# [Aim]
Your task is to reproduce the entries below word for word.

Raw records
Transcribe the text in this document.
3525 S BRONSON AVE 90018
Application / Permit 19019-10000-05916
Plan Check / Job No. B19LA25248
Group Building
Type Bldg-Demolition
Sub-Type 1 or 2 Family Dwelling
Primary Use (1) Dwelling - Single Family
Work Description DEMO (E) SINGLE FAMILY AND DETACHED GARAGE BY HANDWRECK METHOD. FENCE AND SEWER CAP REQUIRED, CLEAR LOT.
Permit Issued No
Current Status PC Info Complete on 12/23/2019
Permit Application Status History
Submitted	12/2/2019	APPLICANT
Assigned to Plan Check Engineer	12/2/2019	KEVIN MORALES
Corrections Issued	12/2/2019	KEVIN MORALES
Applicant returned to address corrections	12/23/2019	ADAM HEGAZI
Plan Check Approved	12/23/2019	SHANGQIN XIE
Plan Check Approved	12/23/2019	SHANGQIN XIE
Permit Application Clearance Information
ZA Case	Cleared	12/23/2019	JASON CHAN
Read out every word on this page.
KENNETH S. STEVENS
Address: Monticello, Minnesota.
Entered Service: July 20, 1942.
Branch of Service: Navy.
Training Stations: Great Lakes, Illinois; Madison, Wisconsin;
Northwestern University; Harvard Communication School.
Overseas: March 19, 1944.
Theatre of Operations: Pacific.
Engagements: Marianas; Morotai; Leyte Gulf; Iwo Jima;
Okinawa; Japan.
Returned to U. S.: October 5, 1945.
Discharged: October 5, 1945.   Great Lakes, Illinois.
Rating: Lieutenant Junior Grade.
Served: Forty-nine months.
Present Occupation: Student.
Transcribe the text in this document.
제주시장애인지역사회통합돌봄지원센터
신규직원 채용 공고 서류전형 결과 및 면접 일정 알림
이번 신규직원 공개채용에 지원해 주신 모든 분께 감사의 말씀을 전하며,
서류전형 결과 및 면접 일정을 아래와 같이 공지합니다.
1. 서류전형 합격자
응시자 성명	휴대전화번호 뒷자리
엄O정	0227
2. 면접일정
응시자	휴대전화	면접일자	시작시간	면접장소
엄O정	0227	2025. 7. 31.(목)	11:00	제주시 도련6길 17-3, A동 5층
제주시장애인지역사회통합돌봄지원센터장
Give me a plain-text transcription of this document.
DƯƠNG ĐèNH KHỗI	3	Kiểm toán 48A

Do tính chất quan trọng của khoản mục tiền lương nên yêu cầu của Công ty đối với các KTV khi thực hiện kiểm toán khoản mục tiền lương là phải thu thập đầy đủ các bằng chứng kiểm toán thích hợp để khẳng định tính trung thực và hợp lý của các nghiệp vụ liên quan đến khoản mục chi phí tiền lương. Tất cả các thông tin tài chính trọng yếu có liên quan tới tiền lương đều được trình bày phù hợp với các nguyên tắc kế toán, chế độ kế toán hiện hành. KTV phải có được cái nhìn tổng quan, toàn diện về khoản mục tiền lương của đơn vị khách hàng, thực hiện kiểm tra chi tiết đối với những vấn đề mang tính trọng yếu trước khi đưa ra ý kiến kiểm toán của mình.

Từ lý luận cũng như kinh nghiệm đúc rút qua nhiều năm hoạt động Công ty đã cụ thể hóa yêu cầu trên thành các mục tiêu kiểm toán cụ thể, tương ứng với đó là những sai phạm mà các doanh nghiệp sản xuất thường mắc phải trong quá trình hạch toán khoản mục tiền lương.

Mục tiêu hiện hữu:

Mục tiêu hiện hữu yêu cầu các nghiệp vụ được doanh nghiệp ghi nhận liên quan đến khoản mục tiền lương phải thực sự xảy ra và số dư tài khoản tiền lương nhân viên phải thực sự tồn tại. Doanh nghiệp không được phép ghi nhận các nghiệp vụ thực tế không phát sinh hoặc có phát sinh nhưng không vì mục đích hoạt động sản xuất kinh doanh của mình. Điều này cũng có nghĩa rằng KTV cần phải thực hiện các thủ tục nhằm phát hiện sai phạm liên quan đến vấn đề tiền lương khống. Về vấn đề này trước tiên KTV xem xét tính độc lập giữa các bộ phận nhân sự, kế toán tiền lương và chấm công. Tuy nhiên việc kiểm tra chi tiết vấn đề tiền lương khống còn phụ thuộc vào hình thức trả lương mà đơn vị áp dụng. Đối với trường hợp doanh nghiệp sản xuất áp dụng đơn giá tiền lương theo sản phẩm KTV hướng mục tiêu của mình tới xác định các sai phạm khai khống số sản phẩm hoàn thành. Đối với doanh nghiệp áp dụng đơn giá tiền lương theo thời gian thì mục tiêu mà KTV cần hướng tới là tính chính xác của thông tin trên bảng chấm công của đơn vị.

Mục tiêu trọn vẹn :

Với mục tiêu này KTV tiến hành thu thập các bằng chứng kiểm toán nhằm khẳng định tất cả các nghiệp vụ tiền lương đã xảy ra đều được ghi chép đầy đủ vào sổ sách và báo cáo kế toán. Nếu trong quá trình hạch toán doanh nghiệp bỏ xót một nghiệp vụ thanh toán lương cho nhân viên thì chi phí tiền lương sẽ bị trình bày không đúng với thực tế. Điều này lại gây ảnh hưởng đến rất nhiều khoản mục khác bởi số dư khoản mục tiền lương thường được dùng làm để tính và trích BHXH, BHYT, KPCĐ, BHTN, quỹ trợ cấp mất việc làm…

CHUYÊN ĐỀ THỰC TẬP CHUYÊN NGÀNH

# [Written reply]
Transcribe the text in this document.
3525 S BRONSON AVE 90018
Application / Permit 19019-10000-05916
Plan Check / Job No. B19LA25248
Group Building
Type Bldg-Demolition
Sub-Type 1 or 2 Family Dwelling
Primary Use (1) Dwelling - Single Family
Work Description DEMO (E) SINGLE FAMILY AND DETACHED GARAGE BY HANDWRECK METHOD. FENCE AND SEWER CAP REQUIRED, CLEAR LOT.
Permit Issued No
Current Status PC Info Complete on 12/23/2019
Permit Application Status History
Submitted	12/2/2019	APPLICANT
Assigned to Plan Check Engineer	12/2/2019	KEVIN MORALES
Corrections Issued	12/2/2019	KEVIN MORALES
Applicant returned to address corrections	12/23/2019	ADAM HEGAZI
Plan Check Approved	12/23/2019	SHANGQIN XIE
Plan Check Approved	12/23/2019	SHANGQIN XIE
Permit Application Clearance Information
ZA Case	Cleared	12/23/2019	JASON CHAN
Read out every word on this page.
KENNETH S. STEVENS
Address: Monticello, Minnesota.
Entered Service: July 20, 1942.
Branch of Service: Navy.
Training Stations: Great Lakes, Illinois; Madison, Wisconsin;
Northwestern University; Harvard Communication School.
Overseas: March 19, 1944.
Theatre of Operations: Pacific.
Engagements: Marianas; Morotai; Leyte Gulf; Iwo Jima;
Okinawa; Japan.
Returned to U. S.: October 5, 1945.
Discharged: October 5, 1945.   Great Lakes, Illinois.
Rating: Lieutenant Junior Grade.
Served: Forty-nine months.
Present Occupation: Student.
Transcribe the text in this document.
제주시장애인지역사회통합돌봄지원센터
신규직원 채용 공고 서류전형 결과 및 면접 일정 알림
이번 신규직원 공개채용에 지원해 주신 모든 분께 감사의 말씀을 전하며,
서류전형 결과 및 면접 일정을 아래와 같이 공지합니다.
1. 서류전형 합격자
응시자 성명	휴대전화번호 뒷자리
엄O정	0227
2. 면접일정
응시자	휴대전화	면접일자	시작시간	면접장소
엄O정	0227	2025. 7. 31.(목)	11:00	제주시 도련6길 17-3, A동 5층
제주시장애인지역사회통합돌봄지원센터장
Give me a plain-text transcription of this document.
DƯƠNG ĐèNH KHỗI	3	Kiểm toán 48A

Do tính chất quan trọng của khoản mục tiền lương nên yêu cầu của Công ty đối với các KTV khi thực hiện kiểm toán khoản mục tiền lương là phải thu thập đầy đủ các bằng chứng kiểm toán thích hợp để khẳng định tính trung thực và hợp lý của các nghiệp vụ liên quan đến khoản mục chi phí tiền lương. Tất cả các thông tin tài chính trọng yếu có liên quan tới tiền lương đều được trình bày phù hợp với các nguyên tắc kế toán, chế độ kế toán hiện hành. KTV phải có được cái nhìn tổng quan, toàn diện về khoản mục tiền lương của đơn vị khách hàng, thực hiện kiểm tra chi tiết đối với những vấn đề mang tính trọng yếu trước khi đưa ra ý kiến kiểm toán của mình.

Từ lý luận cũng như kinh nghiệm đúc rút qua nhiều năm hoạt động Công ty đã cụ thể hóa yêu cầu trên thành các mục tiêu kiểm toán cụ thể, tương ứng với đó là những sai phạm mà các doanh nghiệp sản xuất thường mắc phải trong quá trình hạch toán khoản mục tiền lương.

Mục tiêu hiện hữu:

Mục tiêu hiện hữu yêu cầu các nghiệp vụ được doanh nghiệp ghi nhận liên quan đến khoản mục tiền lương phải thực sự xảy ra và số dư tài khoản tiền lương nhân viên phải thực sự tồn tại. Doanh nghiệp không được phép ghi nhận các nghiệp vụ thực tế không phát sinh hoặc có phát sinh nhưng không vì mục đích hoạt động sản xuất kinh doanh của mình. Điều này cũng có nghĩa rằng KTV cần phải thực hiện các thủ tục nhằm phát hiện sai phạm liên quan đến vấn đề tiền lương khống. Về vấn đề này trước tiên KTV xem xét tính độc lập giữa các bộ phận nhân sự, kế toán tiền lương và chấm công. Tuy nhiên việc kiểm tra chi tiết vấn đề tiền lương khống còn phụ thuộc vào hình thức trả lương mà đơn vị áp dụng. Đối với trường hợp doanh nghiệp sản xuất áp dụng đơn giá tiền lương theo sản phẩm KTV hướng mục tiêu của mình tới xác định các sai phạm khai khống số sản phẩm hoàn thành. Đối với doanh nghiệp áp dụng đơn giá tiền lương theo thời gian thì mục tiêu mà KTV cần hướng tới là tính chính xác của thông tin trên bảng chấm công của đơn vị.

Mục tiêu trọn vẹn :

Với mục tiêu này KTV tiến hành thu thập các bằng chứng kiểm toán nhằm khẳng định tất cả các nghiệp vụ tiền lương đã xảy ra đều được ghi chép đầy đủ vào sổ sách và báo cáo kế toán. Nếu trong quá trình hạch toán doanh nghiệp bỏ xót một nghiệp vụ thanh toán lương cho nhân viên thì chi phí tiền lương sẽ bị trình bày không đúng với thực tế. Điều này lại gây ảnh hưởng đến rất nhiều khoản mục khác bởi số dư khoản mục tiền lương thường được dùng làm để tính và trích BHXH, BHYT, KPCĐ, BHTN, quỹ trợ cấp mất việc làm…

CHUYÊN ĐỀ THỰC TẬP CHUYÊN NGÀNH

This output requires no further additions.